▶ _Task details_
Would you write out the listing verbatim and skip every picture in it?

* start Data extract *

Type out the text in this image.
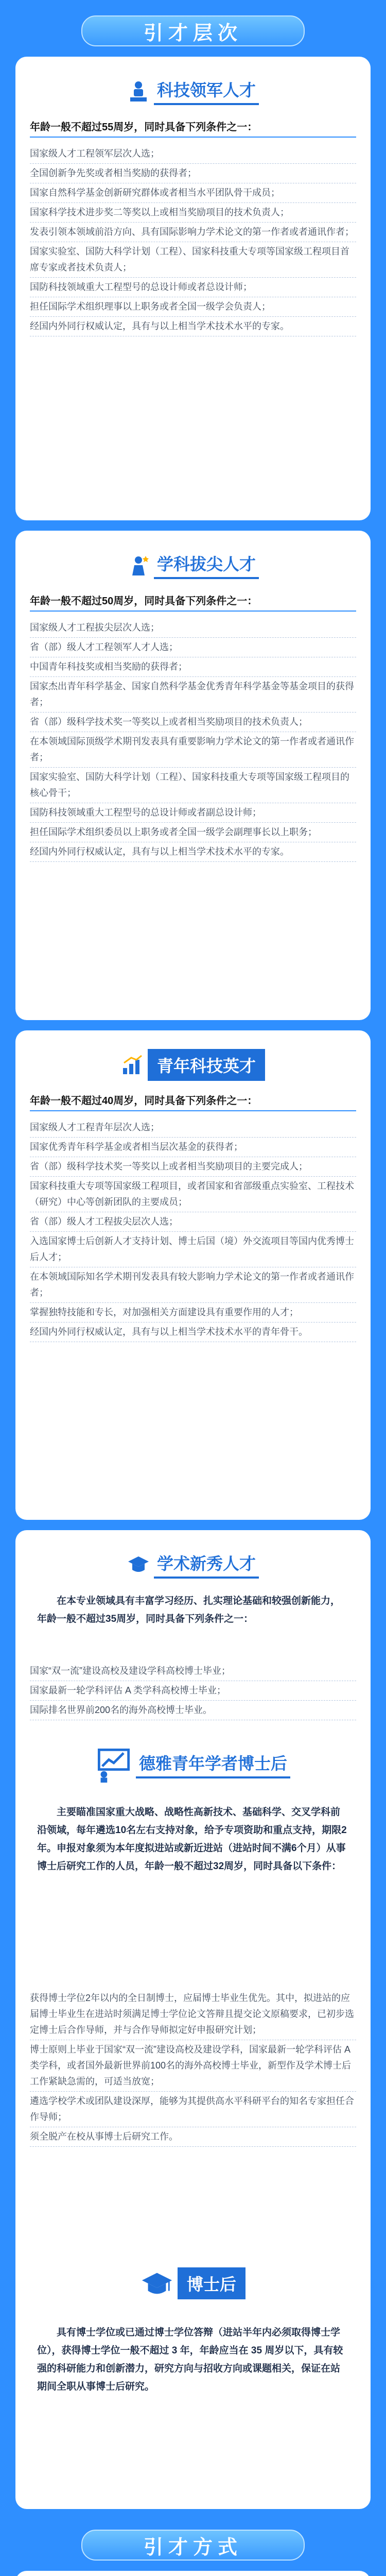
引才层次
科技领军人才
年龄一般不超过55周岁，同时具备下列条件之一：
国家级人才工程领军层次人选；
全国创新争先奖或者相当奖励的获得者；
国家自然科学基金创新研究群体或者相当水平团队骨干成员；
国家科学技术进步奖二等奖以上或相当奖励项目的技术负责人；
发表引领本领域前沿方向、具有国际影响力学术论文的第一作者或者通讯作者；
国家实验室、国防大科学计划（工程）、国家科技重大专项等国家级工程项目首席专家或者技术负责人；
国防科技领域重大工程型号的总设计师或者总设计师；
担任国际学术组织理事以上职务或者全国一级学会负责人；
经国内外同行权威认定，具有与以上相当学术技术水平的专家。
学科拔尖人才
年龄一般不超过50周岁，同时具备下列条件之一：
国家级人才工程拔尖层次人选；
省（部）级人才工程领军人才人选；
中国青年科技奖或相当奖励的获得者；
国家杰出青年科学基金、国家自然科学基金优秀青年科学基金等基金项目的获得者；
省（部）级科学技术奖一等奖以上或者相当奖励项目的技术负责人；
在本领域国际顶级学术期刊发表具有重要影响力学术论文的第一作者或者通讯作者；
国家实验室、国防大科学计划（工程）、国家科技重大专项等国家级工程项目的核心骨干；
国防科技领域重大工程型号的总设计师或者副总设计师；
担任国际学术组织委员以上职务或者全国一级学会副理事长以上职务；
经国内外同行权威认定，具有与以上相当学术技术水平的专家。
青年科技英才
年龄一般不超过40周岁，同时具备下列条件之一：
国家级人才工程青年层次人选；
国家优秀青年科学基金或者相当层次基金的获得者；
省（部）级科学技术奖一等奖以上或者相当奖励项目的主要完成人；
国家科技重大专项等国家级工程项目，或者国家和省部级重点实验室、工程技术（研究）中心等创新团队的主要成员；
省（部）级人才工程拔尖层次人选；
入选国家博士后创新人才支持计划、博士后国（境）外交流项目等国内优秀博士后人才；
在本领域国际知名学术期刊发表具有较大影响力学术论文的第一作者或者通讯作者；
掌握独特技能和专长，对加强相关方面建设具有重要作用的人才；
经国内外同行权威认定，具有与以上相当学术技术水平的青年骨干。
学术新秀人才
在本专业领域具有丰富学习经历、扎实理论基础和较强创新能力，年龄一般不超过35周岁，同时具备下列条件之一：
国家“双一流”建设高校及建设学科高校博士毕业；
国家最新一轮学科评估 A 类学科高校博士毕业；
国际排名世界前200名的海外高校博士毕业。
德雅青年学者博士后
主要瞄准国家重大战略、战略性高新技术、基础科学、交叉学科前沿领域，每年遴选10名左右支持对象，给予专项资助和重点支持，期限2年。申报对象须为本年度拟进站或新近进站（进站时间不满6个月）从事博士后研究工作的人员，年龄一般不超过32周岁，同时具备以下条件：
获得博士学位2年以内的全日制博士，应届博士毕业生优先。其中，拟进站的应届博士毕业生在进站时须满足博士学位论文答辩且提交论文原稿要求，已初步选定博士后合作导师，并与合作导师拟定好申报研究计划；
博士原则上毕业于国家“双一流”建设高校及建设学科，国家最新一轮学科评估 A 类学科，或者国外最新世界前100名的海外高校博士毕业，新型作及学术博士后工作紧缺急需的，可适当放宽；
遴选学校学术或团队建设深厚，能够为其提供高水平科研平台的知名专家担任合作导师；
须全脱产在校从事博士后研究工作。
博士后
具有博士学位或已通过博士学位答辩（进站半年内必须取得博士学位），获得博士学位一般不超过 3 年，年龄应当在 35 周岁以下，具有较强的科研能力和创新潜力，研究方向与招收方向或课题相关，保证在站期间全职从事博士后研究。
引才方式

* end Data extract *

▶ _Task response_
Type out the text in this image.
引才层次
科技领军人才
年龄一般不超过55周岁，同时具备下列条件之一：
国家级人才工程领军层次人选；
全国创新争先奖或者相当奖励的获得者；
国家自然科学基金创新研究群体或者相当水平团队骨干成员；
国家科学技术进步奖二等奖以上或相当奖励项目的技术负责人；
发表引领本领域前沿方向、具有国际影响力学术论文的第一作者或者通讯作者；
国家实验室、国防大科学计划（工程）、国家科技重大专项等国家级工程项目首席专家或者技术负责人；
国防科技领域重大工程型号的总设计师或者总设计师；
担任国际学术组织理事以上职务或者全国一级学会负责人；
经国内外同行权威认定，具有与以上相当学术技术水平的专家。
学科拔尖人才
年龄一般不超过50周岁，同时具备下列条件之一：
国家级人才工程拔尖层次人选；
省（部）级人才工程领军人才人选；
中国青年科技奖或相当奖励的获得者；
国家杰出青年科学基金、国家自然科学基金优秀青年科学基金等基金项目的获得者；
省（部）级科学技术奖一等奖以上或者相当奖励项目的技术负责人；
在本领域国际顶级学术期刊发表具有重要影响力学术论文的第一作者或者通讯作者；
国家实验室、国防大科学计划（工程）、国家科技重大专项等国家级工程项目的核心骨干；
国防科技领域重大工程型号的总设计师或者副总设计师；
担任国际学术组织委员以上职务或者全国一级学会副理事长以上职务；
经国内外同行权威认定，具有与以上相当学术技术水平的专家。
青年科技英才
年龄一般不超过40周岁，同时具备下列条件之一：
国家级人才工程青年层次人选；
国家优秀青年科学基金或者相当层次基金的获得者；
省（部）级科学技术奖一等奖以上或者相当奖励项目的主要完成人；
国家科技重大专项等国家级工程项目，或者国家和省部级重点实验室、工程技术（研究）中心等创新团队的主要成员；
省（部）级人才工程拔尖层次人选；
入选国家博士后创新人才支持计划、博士后国（境）外交流项目等国内优秀博士后人才；
在本领域国际知名学术期刊发表具有较大影响力学术论文的第一作者或者通讯作者；
掌握独特技能和专长，对加强相关方面建设具有重要作用的人才；
经国内外同行权威认定，具有与以上相当学术技术水平的青年骨干。
学术新秀人才
在本专业领域具有丰富学习经历、扎实理论基础和较强创新能力，年龄一般不超过35周岁，同时具备下列条件之一：
国家“双一流”建设高校及建设学科高校博士毕业；
国家最新一轮学科评估 A 类学科高校博士毕业；
国际排名世界前200名的海外高校博士毕业。
德雅青年学者博士后
主要瞄准国家重大战略、战略性高新技术、基础科学、交叉学科前沿领域，每年遴选10名左右支持对象，给予专项资助和重点支持，期限2年。申报对象须为本年度拟进站或新近进站（进站时间不满6个月）从事博士后研究工作的人员，年龄一般不超过32周岁，同时具备以下条件：
获得博士学位2年以内的全日制博士，应届博士毕业生优先。其中，拟进站的应届博士毕业生在进站时须满足博士学位论文答辩且提交论文原稿要求，已初步选定博士后合作导师，并与合作导师拟定好申报研究计划；
博士原则上毕业于国家“双一流”建设高校及建设学科，国家最新一轮学科评估 A 类学科，或者国外最新世界前100名的海外高校博士毕业，新型作及学术博士后工作紧缺急需的，可适当放宽；
遴选学校学术或团队建设深厚，能够为其提供高水平科研平台的知名专家担任合作导师；
须全脱产在校从事博士后研究工作。
博士后
具有博士学位或已通过博士学位答辩（进站半年内必须取得博士学位），获得博士学位一般不超过 3 年，年龄应当在 35 周岁以下，具有较强的科研能力和创新潜力，研究方向与招收方向或课题相关，保证在站期间全职从事博士后研究。
引才方式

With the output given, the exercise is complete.